── Information given

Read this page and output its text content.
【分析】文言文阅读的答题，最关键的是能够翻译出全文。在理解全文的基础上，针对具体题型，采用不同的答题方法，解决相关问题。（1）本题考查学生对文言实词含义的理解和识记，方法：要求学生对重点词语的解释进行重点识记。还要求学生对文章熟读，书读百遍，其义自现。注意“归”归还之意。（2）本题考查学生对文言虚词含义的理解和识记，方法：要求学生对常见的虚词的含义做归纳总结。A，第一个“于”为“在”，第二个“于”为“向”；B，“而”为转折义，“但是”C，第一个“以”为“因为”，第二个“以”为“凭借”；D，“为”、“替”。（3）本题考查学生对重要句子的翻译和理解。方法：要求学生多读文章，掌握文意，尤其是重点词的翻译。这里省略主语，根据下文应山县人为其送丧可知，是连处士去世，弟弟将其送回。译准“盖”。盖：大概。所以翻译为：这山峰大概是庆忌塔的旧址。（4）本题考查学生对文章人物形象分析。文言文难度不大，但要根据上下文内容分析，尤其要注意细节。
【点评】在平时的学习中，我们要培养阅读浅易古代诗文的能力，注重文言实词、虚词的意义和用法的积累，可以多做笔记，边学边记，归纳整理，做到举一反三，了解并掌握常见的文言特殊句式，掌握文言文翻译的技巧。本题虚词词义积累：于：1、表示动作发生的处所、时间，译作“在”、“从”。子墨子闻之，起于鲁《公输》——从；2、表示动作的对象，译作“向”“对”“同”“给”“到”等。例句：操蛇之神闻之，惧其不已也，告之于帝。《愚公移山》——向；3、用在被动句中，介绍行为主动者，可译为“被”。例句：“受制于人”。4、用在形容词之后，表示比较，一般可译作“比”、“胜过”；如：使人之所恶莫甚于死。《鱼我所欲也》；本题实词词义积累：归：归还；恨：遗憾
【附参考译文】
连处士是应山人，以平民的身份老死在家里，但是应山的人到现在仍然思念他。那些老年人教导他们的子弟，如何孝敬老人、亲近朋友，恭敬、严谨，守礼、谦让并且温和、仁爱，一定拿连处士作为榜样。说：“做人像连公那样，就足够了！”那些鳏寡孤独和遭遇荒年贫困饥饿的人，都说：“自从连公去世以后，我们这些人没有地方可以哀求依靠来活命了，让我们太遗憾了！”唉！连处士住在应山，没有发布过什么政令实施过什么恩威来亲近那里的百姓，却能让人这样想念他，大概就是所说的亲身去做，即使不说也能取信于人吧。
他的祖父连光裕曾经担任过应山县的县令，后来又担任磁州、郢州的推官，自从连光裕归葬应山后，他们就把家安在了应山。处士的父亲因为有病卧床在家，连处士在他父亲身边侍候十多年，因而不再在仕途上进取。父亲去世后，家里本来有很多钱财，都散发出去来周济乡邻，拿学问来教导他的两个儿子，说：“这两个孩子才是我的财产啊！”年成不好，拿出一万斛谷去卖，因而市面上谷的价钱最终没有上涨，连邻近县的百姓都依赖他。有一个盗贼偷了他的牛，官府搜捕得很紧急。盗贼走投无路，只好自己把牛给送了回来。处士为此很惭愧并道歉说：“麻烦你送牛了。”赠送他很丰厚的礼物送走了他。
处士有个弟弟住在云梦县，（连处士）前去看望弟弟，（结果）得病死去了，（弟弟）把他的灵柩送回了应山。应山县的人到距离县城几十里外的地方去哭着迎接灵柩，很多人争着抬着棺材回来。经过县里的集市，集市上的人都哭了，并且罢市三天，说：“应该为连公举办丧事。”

────

**Problem requirements**
Print out every entry, keeping each one exact.

**Complete answer**
Read this page and output its text content.
【分析】文言文阅读的答题，最关键的是能够翻译出全文。在理解全文的基础上，针对具体题型，采用不同的答题方法，解决相关问题。（1）本题考查学生对文言实词含义的理解和识记，方法：要求学生对重点词语的解释进行重点识记。还要求学生对文章熟读，书读百遍，其义自现。注意“归”归还之意。（2）本题考查学生对文言虚词含义的理解和识记，方法：要求学生对常见的虚词的含义做归纳总结。A，第一个“于”为“在”，第二个“于”为“向”；B，“而”为转折义，“但是”C，第一个“以”为“因为”，第二个“以”为“凭借”；D，“为”、“替”。（3）本题考查学生对重要句子的翻译和理解。方法：要求学生多读文章，掌握文意，尤其是重点词的翻译。这里省略主语，根据下文应山县人为其送丧可知，是连处士去世，弟弟将其送回。译准“盖”。盖：大概。所以翻译为：这山峰大概是庆忌塔的旧址。（4）本题考查学生对文章人物形象分析。文言文难度不大，但要根据上下文内容分析，尤其要注意细节。
【点评】在平时的学习中，我们要培养阅读浅易古代诗文的能力，注重文言实词、虚词的意义和用法的积累，可以多做笔记，边学边记，归纳整理，做到举一反三，了解并掌握常见的文言特殊句式，掌握文言文翻译的技巧。本题虚词词义积累：于：1、表示动作发生的处所、时间，译作“在”、“从”。子墨子闻之，起于鲁《公输》——从；2、表示动作的对象，译作“向”“对”“同”“给”“到”等。例句：操蛇之神闻之，惧其不已也，告之于帝。《愚公移山》——向；3、用在被动句中，介绍行为主动者，可译为“被”。例句：“受制于人”。4、用在形容词之后，表示比较，一般可译作“比”、“胜过”；如：使人之所恶莫甚于死。《鱼我所欲也》；本题实词词义积累：归：归还；恨：遗憾
【附参考译文】
连处士是应山人，以平民的身份老死在家里，但是应山的人到现在仍然思念他。那些老年人教导他们的子弟，如何孝敬老人、亲近朋友，恭敬、严谨，守礼、谦让并且温和、仁爱，一定拿连处士作为榜样。说：“做人像连公那样，就足够了！”那些鳏寡孤独和遭遇荒年贫困饥饿的人，都说：“自从连公去世以后，我们这些人没有地方可以哀求依靠来活命了，让我们太遗憾了！”唉！连处士住在应山，没有发布过什么政令实施过什么恩威来亲近那里的百姓，却能让人这样想念他，大概就是所说的亲身去做，即使不说也能取信于人吧。
他的祖父连光裕曾经担任过应山县的县令，后来又担任磁州、郢州的推官，自从连光裕归葬应山后，他们就把家安在了应山。处士的父亲因为有病卧床在家，连处士在他父亲身边侍候十多年，因而不再在仕途上进取。父亲去世后，家里本来有很多钱财，都散发出去来周济乡邻，拿学问来教导他的两个儿子，说：“这两个孩子才是我的财产啊！”年成不好，拿出一万斛谷去卖，因而市面上谷的价钱最终没有上涨，连邻近县的百姓都依赖他。有一个盗贼偷了他的牛，官府搜捕得很紧急。盗贼走投无路，只好自己把牛给送了回来。处士为此很惭愧并道歉说：“麻烦你送牛了。”赠送他很丰厚的礼物送走了他。
处士有个弟弟住在云梦县，（连处士）前去看望弟弟，（结果）得病死去了，（弟弟）把他的灵柩送回了应山。应山县的人到距离县城几十里外的地方去哭着迎接灵柩，很多人争着抬着棺材回来。经过县里的集市，集市上的人都哭了，并且罢市三天，说：“应该为连公举办丧事。”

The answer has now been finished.